Problem: All records should be reproduced verbatim.
--------
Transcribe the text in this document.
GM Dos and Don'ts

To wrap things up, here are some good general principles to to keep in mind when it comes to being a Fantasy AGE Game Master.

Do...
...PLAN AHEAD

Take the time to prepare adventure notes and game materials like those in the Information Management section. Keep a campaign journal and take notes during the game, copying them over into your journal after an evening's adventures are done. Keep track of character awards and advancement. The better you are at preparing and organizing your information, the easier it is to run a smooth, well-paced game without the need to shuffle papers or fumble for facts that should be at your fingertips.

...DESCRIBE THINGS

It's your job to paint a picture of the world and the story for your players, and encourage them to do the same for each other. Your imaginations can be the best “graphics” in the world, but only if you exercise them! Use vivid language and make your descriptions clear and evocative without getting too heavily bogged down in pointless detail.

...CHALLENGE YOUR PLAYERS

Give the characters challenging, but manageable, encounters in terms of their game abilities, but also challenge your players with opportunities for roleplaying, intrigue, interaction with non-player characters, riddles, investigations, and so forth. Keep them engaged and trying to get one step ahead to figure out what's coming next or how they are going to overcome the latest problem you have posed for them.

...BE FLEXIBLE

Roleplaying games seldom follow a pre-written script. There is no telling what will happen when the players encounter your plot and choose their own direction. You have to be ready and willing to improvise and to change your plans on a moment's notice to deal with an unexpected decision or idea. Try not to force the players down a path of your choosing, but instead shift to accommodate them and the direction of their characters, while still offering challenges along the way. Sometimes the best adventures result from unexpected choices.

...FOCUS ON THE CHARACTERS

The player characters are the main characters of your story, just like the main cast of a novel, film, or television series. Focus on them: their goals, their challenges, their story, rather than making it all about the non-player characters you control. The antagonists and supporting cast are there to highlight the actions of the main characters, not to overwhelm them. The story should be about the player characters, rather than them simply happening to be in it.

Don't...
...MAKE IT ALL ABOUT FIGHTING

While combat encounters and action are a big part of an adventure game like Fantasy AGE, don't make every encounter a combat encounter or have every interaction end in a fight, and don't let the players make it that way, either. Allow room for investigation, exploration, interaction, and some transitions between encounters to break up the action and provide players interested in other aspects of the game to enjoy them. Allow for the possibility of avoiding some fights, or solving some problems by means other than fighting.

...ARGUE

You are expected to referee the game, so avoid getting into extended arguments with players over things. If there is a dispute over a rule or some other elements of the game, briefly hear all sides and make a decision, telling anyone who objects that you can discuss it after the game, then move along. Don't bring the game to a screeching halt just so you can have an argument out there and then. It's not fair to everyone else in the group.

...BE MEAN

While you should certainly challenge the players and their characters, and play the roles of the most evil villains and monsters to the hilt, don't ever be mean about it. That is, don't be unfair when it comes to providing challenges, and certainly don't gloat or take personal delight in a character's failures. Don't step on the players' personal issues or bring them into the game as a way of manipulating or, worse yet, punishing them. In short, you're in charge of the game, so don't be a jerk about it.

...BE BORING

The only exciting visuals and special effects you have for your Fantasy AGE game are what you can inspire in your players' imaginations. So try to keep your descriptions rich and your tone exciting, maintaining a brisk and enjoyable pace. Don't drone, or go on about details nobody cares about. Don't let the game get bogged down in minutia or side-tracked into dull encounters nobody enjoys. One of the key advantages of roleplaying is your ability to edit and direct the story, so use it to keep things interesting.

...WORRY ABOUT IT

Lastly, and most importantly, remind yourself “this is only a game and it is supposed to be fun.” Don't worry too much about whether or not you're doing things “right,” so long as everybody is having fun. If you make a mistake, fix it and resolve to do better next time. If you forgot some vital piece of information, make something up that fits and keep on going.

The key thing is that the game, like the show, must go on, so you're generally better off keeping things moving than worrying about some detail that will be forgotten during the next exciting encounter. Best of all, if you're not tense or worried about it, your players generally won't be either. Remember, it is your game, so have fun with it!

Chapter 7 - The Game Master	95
--------
Result below:
Transcribe the text in this document.
GM Dos and Don'ts

To wrap things up, here are some good general principles to to keep in mind when it comes to being a Fantasy AGE Game Master.

Do...
...PLAN AHEAD

Take the time to prepare adventure notes and game materials like those in the Information Management section. Keep a campaign journal and take notes during the game, copying them over into your journal after an evening's adventures are done. Keep track of character awards and advancement. The better you are at preparing and organizing your information, the easier it is to run a smooth, well-paced game without the need to shuffle papers or fumble for facts that should be at your fingertips.

...DESCRIBE THINGS

It's your job to paint a picture of the world and the story for your players, and encourage them to do the same for each other. Your imaginations can be the best “graphics” in the world, but only if you exercise them! Use vivid language and make your descriptions clear and evocative without getting too heavily bogged down in pointless detail.

...CHALLENGE YOUR PLAYERS

Give the characters challenging, but manageable, encounters in terms of their game abilities, but also challenge your players with opportunities for roleplaying, intrigue, interaction with non-player characters, riddles, investigations, and so forth. Keep them engaged and trying to get one step ahead to figure out what's coming next or how they are going to overcome the latest problem you have posed for them.

...BE FLEXIBLE

Roleplaying games seldom follow a pre-written script. There is no telling what will happen when the players encounter your plot and choose their own direction. You have to be ready and willing to improvise and to change your plans on a moment's notice to deal with an unexpected decision or idea. Try not to force the players down a path of your choosing, but instead shift to accommodate them and the direction of their characters, while still offering challenges along the way. Sometimes the best adventures result from unexpected choices.

...FOCUS ON THE CHARACTERS

The player characters are the main characters of your story, just like the main cast of a novel, film, or television series. Focus on them: their goals, their challenges, their story, rather than making it all about the non-player characters you control. The antagonists and supporting cast are there to highlight the actions of the main characters, not to overwhelm them. The story should be about the player characters, rather than them simply happening to be in it.

Don't...
...MAKE IT ALL ABOUT FIGHTING

While combat encounters and action are a big part of an adventure game like Fantasy AGE, don't make every encounter a combat encounter or have every interaction end in a fight, and don't let the players make it that way, either. Allow room for investigation, exploration, interaction, and some transitions between encounters to break up the action and provide players interested in other aspects of the game to enjoy them. Allow for the possibility of avoiding some fights, or solving some problems by means other than fighting.

...ARGUE

You are expected to referee the game, so avoid getting into extended arguments with players over things. If there is a dispute over a rule or some other elements of the game, briefly hear all sides and make a decision, telling anyone who objects that you can discuss it after the game, then move along. Don't bring the game to a screeching halt just so you can have an argument out there and then. It's not fair to everyone else in the group.

...BE MEAN

While you should certainly challenge the players and their characters, and play the roles of the most evil villains and monsters to the hilt, don't ever be mean about it. That is, don't be unfair when it comes to providing challenges, and certainly don't gloat or take personal delight in a character's failures. Don't step on the players' personal issues or bring them into the game as a way of manipulating or, worse yet, punishing them. In short, you're in charge of the game, so don't be a jerk about it.

...BE BORING

The only exciting visuals and special effects you have for your Fantasy AGE game are what you can inspire in your players' imaginations. So try to keep your descriptions rich and your tone exciting, maintaining a brisk and enjoyable pace. Don't drone, or go on about details nobody cares about. Don't let the game get bogged down in minutia or side-tracked into dull encounters nobody enjoys. One of the key advantages of roleplaying is your ability to edit and direct the story, so use it to keep things interesting.

...WORRY ABOUT IT

Lastly, and most importantly, remind yourself “this is only a game and it is supposed to be fun.” Don't worry too much about whether or not you're doing things “right,” so long as everybody is having fun. If you make a mistake, fix it and resolve to do better next time. If you forgot some vital piece of information, make something up that fits and keep on going.

The key thing is that the game, like the show, must go on, so you're generally better off keeping things moving than worrying about some detail that will be forgotten during the next exciting encounter. Best of all, if you're not tense or worried about it, your players generally won't be either. Remember, it is your game, so have fun with it!

Chapter 7 - The Game Master	95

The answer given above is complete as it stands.